(INPUT MATERIAL):
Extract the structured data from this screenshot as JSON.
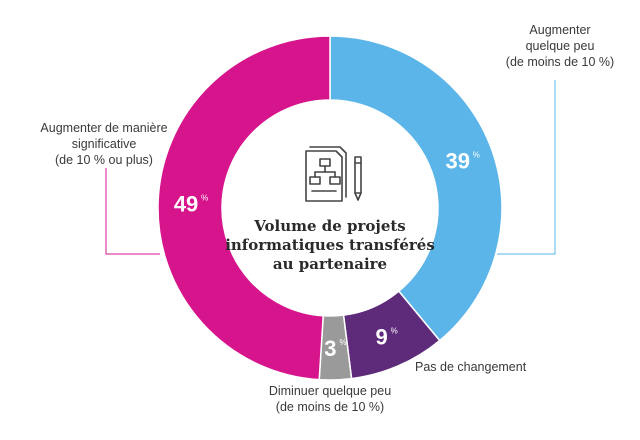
{
  "chart_data": {
    "type": "pie",
    "variant": "donut",
    "title": "Volume de projets informatiques transférés au partenaire",
    "unit": "%",
    "slices": [
      {
        "label": "Augmenter quelque peu (de moins de 10 %)",
        "value": 39,
        "color": "#5bb5e8",
        "label_lines": [
          "Augmenter",
          "quelque peu",
          "(de moins de 10 %)"
        ]
      },
      {
        "label": "Pas de changement",
        "value": 9,
        "color": "#5e2a7a",
        "label_lines": [
          "Pas de changement"
        ]
      },
      {
        "label": "Diminuer quelque peu (de moins de 10 %)",
        "value": 3,
        "color": "#9a9a9a",
        "label_lines": [
          "Diminuer quelque peu",
          "(de moins de 10 %)"
        ]
      },
      {
        "label": "Augmenter de manière significative (de 10 % ou plus)",
        "value": 49,
        "color": "#d6148c",
        "label_lines": [
          "Augmenter de manière",
          "significative",
          "(de 10 % ou plus)"
        ]
      }
    ],
    "center_title_lines": [
      "Volume de projets",
      "informatiques transférés",
      "au partenaire"
    ],
    "leader_color": "#d6148c",
    "leader_color_right": "#5bb5e8"
  },
  "icon": {
    "name": "document-flowchart-pencil-icon"
  }
}
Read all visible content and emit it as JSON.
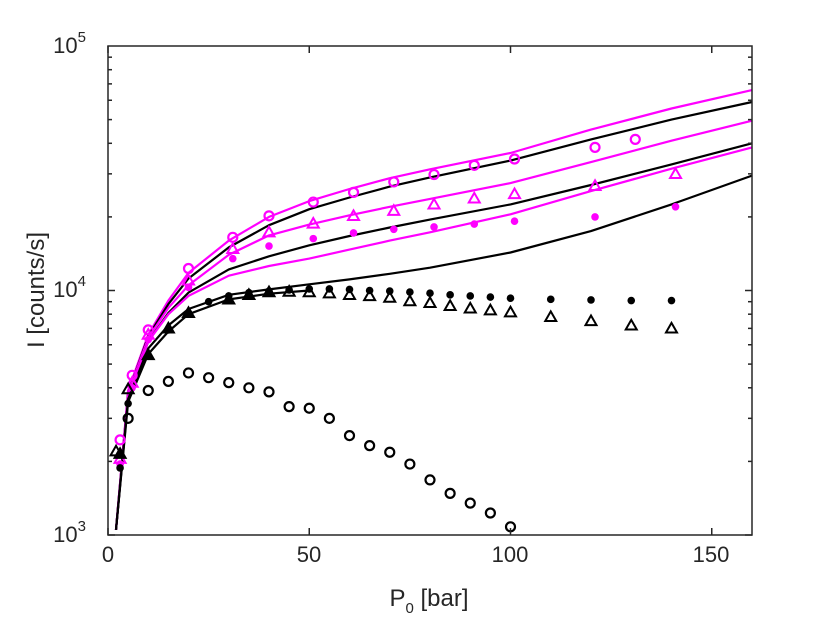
{
  "chart_data": {
    "type": "scatter",
    "title": "",
    "xlabel": {
      "main": "P",
      "sub": "0",
      "unit": " [bar]"
    },
    "ylabel": "I [counts/s]",
    "xlim": [
      0,
      160
    ],
    "ylim": [
      1000,
      100000
    ],
    "yscale": "log",
    "grid": false,
    "x_ticks": [
      {
        "value": 0,
        "label": "0"
      },
      {
        "value": 50,
        "label": "50"
      },
      {
        "value": 100,
        "label": "100"
      },
      {
        "value": 150,
        "label": "150"
      }
    ],
    "y_ticks": [
      {
        "value": 1000,
        "base": "10",
        "exp": "3"
      },
      {
        "value": 10000,
        "base": "10",
        "exp": "4"
      },
      {
        "value": 100000,
        "base": "10",
        "exp": "5"
      }
    ],
    "colors": {
      "magenta": "#ff00ff",
      "black": "#000000",
      "axis": "#262626"
    },
    "series": [
      {
        "name": "magenta-open-circles",
        "marker": "open-circle",
        "color": "#ff00ff",
        "x": [
          3,
          6,
          10,
          20,
          31,
          40,
          51,
          61,
          71,
          81,
          91,
          101,
          121,
          131
        ],
        "y": [
          2450,
          4500,
          6900,
          12300,
          16500,
          20200,
          23000,
          25200,
          27800,
          29800,
          32500,
          34500,
          38500,
          41500
        ]
      },
      {
        "name": "magenta-open-triangles",
        "marker": "open-triangle",
        "color": "#ff00ff",
        "x": [
          3,
          6,
          10,
          20,
          31,
          40,
          51,
          61,
          71,
          81,
          91,
          101,
          121,
          141
        ],
        "y": [
          2050,
          4200,
          6600,
          11000,
          14800,
          17300,
          18800,
          20200,
          21200,
          22500,
          23800,
          24800,
          26800,
          30000
        ]
      },
      {
        "name": "magenta-filled-circles",
        "marker": "filled-circle",
        "color": "#ff00ff",
        "x": [
          3,
          6,
          10,
          20,
          31,
          40,
          51,
          61,
          71,
          81,
          91,
          101,
          121,
          141
        ],
        "y": [
          1950,
          4000,
          6300,
          10300,
          13500,
          15200,
          16300,
          17200,
          17800,
          18200,
          18700,
          19200,
          20000,
          22000
        ]
      },
      {
        "name": "black-filled-circles",
        "marker": "filled-circle",
        "color": "#000000",
        "x": [
          3,
          5,
          10,
          15,
          20,
          25,
          30,
          35,
          40,
          45,
          50,
          55,
          60,
          65,
          70,
          75,
          80,
          85,
          90,
          95,
          100,
          110,
          120,
          130,
          140
        ],
        "y": [
          1880,
          3450,
          5400,
          6900,
          8100,
          9000,
          9500,
          9800,
          9950,
          10050,
          10150,
          10150,
          10100,
          10000,
          9950,
          9850,
          9750,
          9600,
          9500,
          9400,
          9300,
          9200,
          9150,
          9100,
          9100
        ]
      },
      {
        "name": "black-filled-triangles",
        "marker": "filled-triangle",
        "color": "#000000",
        "x": [
          3,
          10,
          15,
          20,
          30,
          35,
          40
        ],
        "y": [
          2150,
          5450,
          7000,
          8100,
          9200,
          9600,
          9850
        ]
      },
      {
        "name": "black-open-triangles",
        "marker": "open-triangle",
        "color": "#000000",
        "x": [
          2,
          5,
          45,
          50,
          55,
          60,
          65,
          70,
          75,
          80,
          85,
          90,
          95,
          100,
          110,
          120,
          130,
          140
        ],
        "y": [
          2200,
          3950,
          9900,
          9850,
          9750,
          9600,
          9500,
          9350,
          9050,
          8900,
          8650,
          8450,
          8300,
          8150,
          7800,
          7500,
          7200,
          7000
        ]
      },
      {
        "name": "black-open-circles",
        "marker": "open-circle",
        "color": "#000000",
        "x": [
          5,
          10,
          15,
          20,
          25,
          30,
          35,
          40,
          45,
          50,
          55,
          60,
          65,
          70,
          75,
          80,
          85,
          90,
          95,
          100
        ],
        "y": [
          3000,
          3900,
          4250,
          4600,
          4400,
          4200,
          4000,
          3850,
          3350,
          3300,
          3000,
          2550,
          2320,
          2180,
          1950,
          1680,
          1480,
          1350,
          1230,
          1080
        ]
      }
    ],
    "fit_lines": [
      {
        "name": "magenta-fit-upper",
        "color": "#ff00ff",
        "x": [
          2,
          5,
          10,
          15,
          20,
          30,
          40,
          50,
          60,
          70,
          80,
          100,
          120,
          140,
          160
        ],
        "y": [
          1050,
          3900,
          6600,
          9100,
          11800,
          16000,
          20000,
          23200,
          26000,
          28800,
          31300,
          36500,
          45500,
          55500,
          66000
        ]
      },
      {
        "name": "black-fit-1",
        "color": "#000000",
        "x": [
          2,
          5,
          10,
          15,
          20,
          30,
          40,
          50,
          60,
          70,
          80,
          100,
          120,
          140,
          160
        ],
        "y": [
          1050,
          3800,
          6500,
          8800,
          11200,
          15000,
          18500,
          21500,
          24000,
          26600,
          29000,
          34000,
          41500,
          50000,
          59000
        ]
      },
      {
        "name": "magenta-fit-middle",
        "color": "#ff00ff",
        "x": [
          2,
          5,
          10,
          15,
          20,
          30,
          40,
          50,
          60,
          70,
          80,
          100,
          120,
          140,
          160
        ],
        "y": [
          1050,
          3800,
          6400,
          8500,
          10500,
          14000,
          16800,
          18600,
          20300,
          22000,
          23700,
          27500,
          33500,
          41000,
          49500
        ]
      },
      {
        "name": "black-fit-2",
        "color": "#000000",
        "x": [
          2,
          5,
          10,
          15,
          20,
          30,
          40,
          50,
          60,
          70,
          80,
          100,
          120,
          140,
          160
        ],
        "y": [
          1050,
          3700,
          6200,
          8100,
          9800,
          12200,
          13800,
          15300,
          16700,
          18100,
          19500,
          22500,
          27000,
          32800,
          40000
        ]
      },
      {
        "name": "magenta-fit-lower",
        "color": "#ff00ff",
        "x": [
          2,
          5,
          10,
          15,
          20,
          30,
          40,
          50,
          60,
          70,
          80,
          100,
          120,
          140,
          160
        ],
        "y": [
          1050,
          3700,
          6200,
          8000,
          9500,
          11500,
          12600,
          13500,
          14700,
          16000,
          17300,
          20500,
          25500,
          31500,
          38500
        ]
      },
      {
        "name": "black-fit-3",
        "color": "#000000",
        "x": [
          2,
          5,
          10,
          15,
          20,
          30,
          40,
          50,
          60,
          70,
          80,
          100,
          120,
          140,
          160
        ],
        "y": [
          1050,
          3600,
          5800,
          7200,
          8400,
          9600,
          10100,
          10600,
          11100,
          11700,
          12400,
          14300,
          17500,
          22500,
          29500
        ]
      },
      {
        "name": "black-fit-4",
        "color": "#000000",
        "x": [
          2,
          5,
          10,
          15,
          20,
          30,
          40,
          50
        ],
        "y": [
          1050,
          3500,
          5500,
          6800,
          8000,
          9200,
          9700,
          10000
        ]
      }
    ]
  }
}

(TO BE DONE): Scan the material and collect every line that contains "changement".

(REPLY):
        "label": "Pas de changement",
          "Pas de changement"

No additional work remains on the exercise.